• **RECORD LIST**
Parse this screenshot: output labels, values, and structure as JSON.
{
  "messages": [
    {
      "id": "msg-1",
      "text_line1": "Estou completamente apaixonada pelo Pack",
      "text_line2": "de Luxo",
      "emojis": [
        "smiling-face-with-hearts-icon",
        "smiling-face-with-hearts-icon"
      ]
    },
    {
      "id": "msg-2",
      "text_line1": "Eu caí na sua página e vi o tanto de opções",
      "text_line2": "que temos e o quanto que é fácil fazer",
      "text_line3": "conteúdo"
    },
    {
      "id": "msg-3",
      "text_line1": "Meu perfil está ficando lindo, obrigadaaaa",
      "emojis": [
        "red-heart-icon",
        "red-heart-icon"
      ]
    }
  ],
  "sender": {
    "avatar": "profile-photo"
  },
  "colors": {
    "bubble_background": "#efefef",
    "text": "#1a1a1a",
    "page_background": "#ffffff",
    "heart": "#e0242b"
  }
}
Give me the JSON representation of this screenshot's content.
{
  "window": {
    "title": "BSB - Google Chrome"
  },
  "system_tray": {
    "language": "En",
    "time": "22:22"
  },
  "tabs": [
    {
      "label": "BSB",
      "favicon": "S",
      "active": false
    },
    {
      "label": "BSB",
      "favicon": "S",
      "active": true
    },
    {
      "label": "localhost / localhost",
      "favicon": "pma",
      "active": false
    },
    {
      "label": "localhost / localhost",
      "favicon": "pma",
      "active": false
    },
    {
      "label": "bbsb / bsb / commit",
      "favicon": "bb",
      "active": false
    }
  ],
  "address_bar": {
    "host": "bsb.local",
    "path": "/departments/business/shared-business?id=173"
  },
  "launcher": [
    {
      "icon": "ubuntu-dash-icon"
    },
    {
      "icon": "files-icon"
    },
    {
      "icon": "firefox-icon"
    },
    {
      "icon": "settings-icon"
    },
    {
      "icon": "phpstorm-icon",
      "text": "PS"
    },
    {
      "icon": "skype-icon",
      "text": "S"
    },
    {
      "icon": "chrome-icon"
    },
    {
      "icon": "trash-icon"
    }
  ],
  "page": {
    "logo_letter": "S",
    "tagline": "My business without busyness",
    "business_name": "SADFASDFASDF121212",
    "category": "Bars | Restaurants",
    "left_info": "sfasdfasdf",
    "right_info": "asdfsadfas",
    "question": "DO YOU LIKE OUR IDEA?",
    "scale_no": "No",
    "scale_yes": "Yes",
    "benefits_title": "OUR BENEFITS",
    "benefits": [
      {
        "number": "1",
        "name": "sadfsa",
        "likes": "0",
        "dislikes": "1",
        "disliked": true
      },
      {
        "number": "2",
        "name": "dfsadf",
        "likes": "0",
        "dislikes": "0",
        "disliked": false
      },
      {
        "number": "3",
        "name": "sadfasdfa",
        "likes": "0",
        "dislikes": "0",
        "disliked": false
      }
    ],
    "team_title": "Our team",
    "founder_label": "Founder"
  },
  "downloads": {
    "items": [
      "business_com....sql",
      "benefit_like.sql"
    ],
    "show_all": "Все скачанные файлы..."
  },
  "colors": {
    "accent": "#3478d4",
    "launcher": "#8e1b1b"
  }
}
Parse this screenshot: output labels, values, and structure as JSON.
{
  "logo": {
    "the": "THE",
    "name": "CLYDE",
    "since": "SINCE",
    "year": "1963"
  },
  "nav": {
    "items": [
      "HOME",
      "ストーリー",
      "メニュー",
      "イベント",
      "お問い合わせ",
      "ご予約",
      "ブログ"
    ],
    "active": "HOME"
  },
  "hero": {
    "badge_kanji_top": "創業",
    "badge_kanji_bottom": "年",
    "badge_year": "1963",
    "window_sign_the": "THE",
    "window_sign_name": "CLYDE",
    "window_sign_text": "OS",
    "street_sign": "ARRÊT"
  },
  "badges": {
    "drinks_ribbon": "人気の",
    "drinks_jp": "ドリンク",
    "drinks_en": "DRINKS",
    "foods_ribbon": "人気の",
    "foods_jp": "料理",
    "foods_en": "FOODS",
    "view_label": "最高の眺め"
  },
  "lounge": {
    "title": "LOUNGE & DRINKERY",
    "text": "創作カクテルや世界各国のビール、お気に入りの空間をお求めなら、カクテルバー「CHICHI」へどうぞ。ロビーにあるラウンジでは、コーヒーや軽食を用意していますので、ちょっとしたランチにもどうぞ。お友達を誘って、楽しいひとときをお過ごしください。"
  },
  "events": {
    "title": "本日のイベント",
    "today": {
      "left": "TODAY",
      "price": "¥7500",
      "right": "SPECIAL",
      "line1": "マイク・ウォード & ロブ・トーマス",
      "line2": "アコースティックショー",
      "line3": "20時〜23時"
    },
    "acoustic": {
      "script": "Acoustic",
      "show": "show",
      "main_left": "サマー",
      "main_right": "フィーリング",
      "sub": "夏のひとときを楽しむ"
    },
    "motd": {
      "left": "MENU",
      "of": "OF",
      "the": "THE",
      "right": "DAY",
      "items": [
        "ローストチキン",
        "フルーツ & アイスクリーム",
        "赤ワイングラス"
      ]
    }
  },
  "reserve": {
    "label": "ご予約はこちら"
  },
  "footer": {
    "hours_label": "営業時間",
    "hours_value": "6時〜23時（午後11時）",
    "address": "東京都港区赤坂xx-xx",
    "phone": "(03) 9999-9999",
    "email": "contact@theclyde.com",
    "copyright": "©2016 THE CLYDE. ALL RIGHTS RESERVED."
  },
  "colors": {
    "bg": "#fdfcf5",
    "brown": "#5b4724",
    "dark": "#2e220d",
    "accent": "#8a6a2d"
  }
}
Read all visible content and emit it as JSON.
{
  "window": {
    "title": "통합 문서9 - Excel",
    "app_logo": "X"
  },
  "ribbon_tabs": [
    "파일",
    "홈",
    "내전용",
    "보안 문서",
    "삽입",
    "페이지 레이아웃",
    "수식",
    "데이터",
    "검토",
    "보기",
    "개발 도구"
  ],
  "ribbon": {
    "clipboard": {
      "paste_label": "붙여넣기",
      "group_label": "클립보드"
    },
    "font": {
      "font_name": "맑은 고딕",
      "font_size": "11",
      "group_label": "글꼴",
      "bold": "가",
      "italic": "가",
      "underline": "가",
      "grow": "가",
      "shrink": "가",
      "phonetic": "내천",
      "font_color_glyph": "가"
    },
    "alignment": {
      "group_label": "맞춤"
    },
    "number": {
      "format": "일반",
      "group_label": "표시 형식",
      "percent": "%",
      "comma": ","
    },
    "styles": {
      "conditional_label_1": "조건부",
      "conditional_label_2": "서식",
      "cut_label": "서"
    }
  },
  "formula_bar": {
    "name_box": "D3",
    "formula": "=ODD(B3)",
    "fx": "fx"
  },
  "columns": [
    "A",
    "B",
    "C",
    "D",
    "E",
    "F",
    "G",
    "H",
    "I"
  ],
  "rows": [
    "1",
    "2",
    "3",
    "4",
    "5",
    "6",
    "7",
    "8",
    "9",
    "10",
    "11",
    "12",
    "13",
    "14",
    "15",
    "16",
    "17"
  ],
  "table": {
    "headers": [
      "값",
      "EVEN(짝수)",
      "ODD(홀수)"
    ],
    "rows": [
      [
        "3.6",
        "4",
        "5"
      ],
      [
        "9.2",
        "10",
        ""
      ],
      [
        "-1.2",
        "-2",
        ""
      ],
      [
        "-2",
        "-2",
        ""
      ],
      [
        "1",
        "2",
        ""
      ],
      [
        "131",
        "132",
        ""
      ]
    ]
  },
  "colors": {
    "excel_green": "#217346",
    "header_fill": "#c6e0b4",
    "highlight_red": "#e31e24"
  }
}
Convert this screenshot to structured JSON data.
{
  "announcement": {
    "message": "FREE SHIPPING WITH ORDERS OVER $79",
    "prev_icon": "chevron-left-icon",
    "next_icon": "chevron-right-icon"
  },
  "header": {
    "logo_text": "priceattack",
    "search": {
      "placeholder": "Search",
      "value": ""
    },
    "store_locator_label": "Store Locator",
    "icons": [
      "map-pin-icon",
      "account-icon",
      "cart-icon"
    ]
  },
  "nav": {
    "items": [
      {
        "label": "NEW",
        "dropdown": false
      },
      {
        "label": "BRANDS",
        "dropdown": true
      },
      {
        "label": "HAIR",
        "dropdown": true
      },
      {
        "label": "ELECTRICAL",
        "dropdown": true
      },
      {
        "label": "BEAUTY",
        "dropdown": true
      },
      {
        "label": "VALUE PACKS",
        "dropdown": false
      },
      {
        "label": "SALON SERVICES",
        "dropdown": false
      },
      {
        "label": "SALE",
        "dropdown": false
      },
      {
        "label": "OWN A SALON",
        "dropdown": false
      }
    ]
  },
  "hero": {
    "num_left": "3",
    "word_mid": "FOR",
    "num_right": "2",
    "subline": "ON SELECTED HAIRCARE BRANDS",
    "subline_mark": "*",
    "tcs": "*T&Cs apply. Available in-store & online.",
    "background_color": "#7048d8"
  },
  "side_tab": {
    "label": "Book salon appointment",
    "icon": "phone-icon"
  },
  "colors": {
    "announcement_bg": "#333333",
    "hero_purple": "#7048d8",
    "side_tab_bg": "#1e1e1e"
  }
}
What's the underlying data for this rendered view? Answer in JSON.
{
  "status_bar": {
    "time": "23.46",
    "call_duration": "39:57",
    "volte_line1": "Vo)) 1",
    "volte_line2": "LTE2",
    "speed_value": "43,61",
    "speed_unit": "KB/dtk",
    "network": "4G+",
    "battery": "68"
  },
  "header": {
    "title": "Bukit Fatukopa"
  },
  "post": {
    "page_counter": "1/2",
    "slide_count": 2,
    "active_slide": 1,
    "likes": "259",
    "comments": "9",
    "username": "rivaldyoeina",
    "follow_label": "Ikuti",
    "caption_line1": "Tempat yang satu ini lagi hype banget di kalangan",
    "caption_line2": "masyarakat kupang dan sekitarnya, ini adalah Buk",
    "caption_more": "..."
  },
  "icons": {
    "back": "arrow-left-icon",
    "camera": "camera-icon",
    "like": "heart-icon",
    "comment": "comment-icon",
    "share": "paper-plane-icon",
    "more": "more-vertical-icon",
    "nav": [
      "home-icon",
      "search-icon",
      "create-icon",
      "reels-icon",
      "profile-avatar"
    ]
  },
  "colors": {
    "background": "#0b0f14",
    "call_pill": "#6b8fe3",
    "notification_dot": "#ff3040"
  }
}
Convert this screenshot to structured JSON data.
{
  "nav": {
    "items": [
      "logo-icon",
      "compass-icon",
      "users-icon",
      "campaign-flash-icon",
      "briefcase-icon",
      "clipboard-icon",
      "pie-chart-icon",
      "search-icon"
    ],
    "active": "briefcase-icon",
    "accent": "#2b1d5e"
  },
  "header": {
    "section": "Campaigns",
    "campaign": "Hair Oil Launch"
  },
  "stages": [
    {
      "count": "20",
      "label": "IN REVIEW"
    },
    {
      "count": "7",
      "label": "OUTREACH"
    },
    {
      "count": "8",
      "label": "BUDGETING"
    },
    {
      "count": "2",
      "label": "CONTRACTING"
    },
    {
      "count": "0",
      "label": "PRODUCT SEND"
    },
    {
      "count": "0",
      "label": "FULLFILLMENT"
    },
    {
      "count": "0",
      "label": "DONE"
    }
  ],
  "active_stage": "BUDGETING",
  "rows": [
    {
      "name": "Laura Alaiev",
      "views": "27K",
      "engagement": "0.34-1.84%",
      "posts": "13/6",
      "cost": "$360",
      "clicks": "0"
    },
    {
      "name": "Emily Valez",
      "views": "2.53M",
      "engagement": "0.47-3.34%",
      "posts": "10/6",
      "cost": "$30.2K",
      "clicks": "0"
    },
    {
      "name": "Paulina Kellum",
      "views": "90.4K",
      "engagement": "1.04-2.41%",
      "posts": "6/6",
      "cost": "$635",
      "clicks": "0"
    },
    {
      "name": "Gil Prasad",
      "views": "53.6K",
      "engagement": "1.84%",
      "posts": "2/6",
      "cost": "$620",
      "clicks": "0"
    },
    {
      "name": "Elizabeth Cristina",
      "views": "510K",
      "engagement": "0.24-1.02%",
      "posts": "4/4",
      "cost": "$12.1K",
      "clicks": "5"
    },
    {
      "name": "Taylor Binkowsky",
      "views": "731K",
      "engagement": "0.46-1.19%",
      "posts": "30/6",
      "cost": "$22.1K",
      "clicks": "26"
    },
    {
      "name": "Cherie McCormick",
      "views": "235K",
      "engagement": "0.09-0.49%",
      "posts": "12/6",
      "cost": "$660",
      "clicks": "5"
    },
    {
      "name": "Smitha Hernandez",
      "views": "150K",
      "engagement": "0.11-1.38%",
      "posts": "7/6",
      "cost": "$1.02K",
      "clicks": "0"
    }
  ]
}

• **PROBLEM REQUIREMENTS**
Which lines above contain the word "engagement"? Copy each of them.

• **SOLUTION TO THE EXERCISE**
      "engagement": "0.34-1.84%",
      "engagement": "0.47-3.34%",
      "engagement": "1.04-2.41%",
      "engagement": "1.84%",
      "engagement": "0.24-1.02%",
      "engagement": "0.46-1.19%",
      "engagement": "0.09-0.49%",
      "engagement": "0.11-1.38%",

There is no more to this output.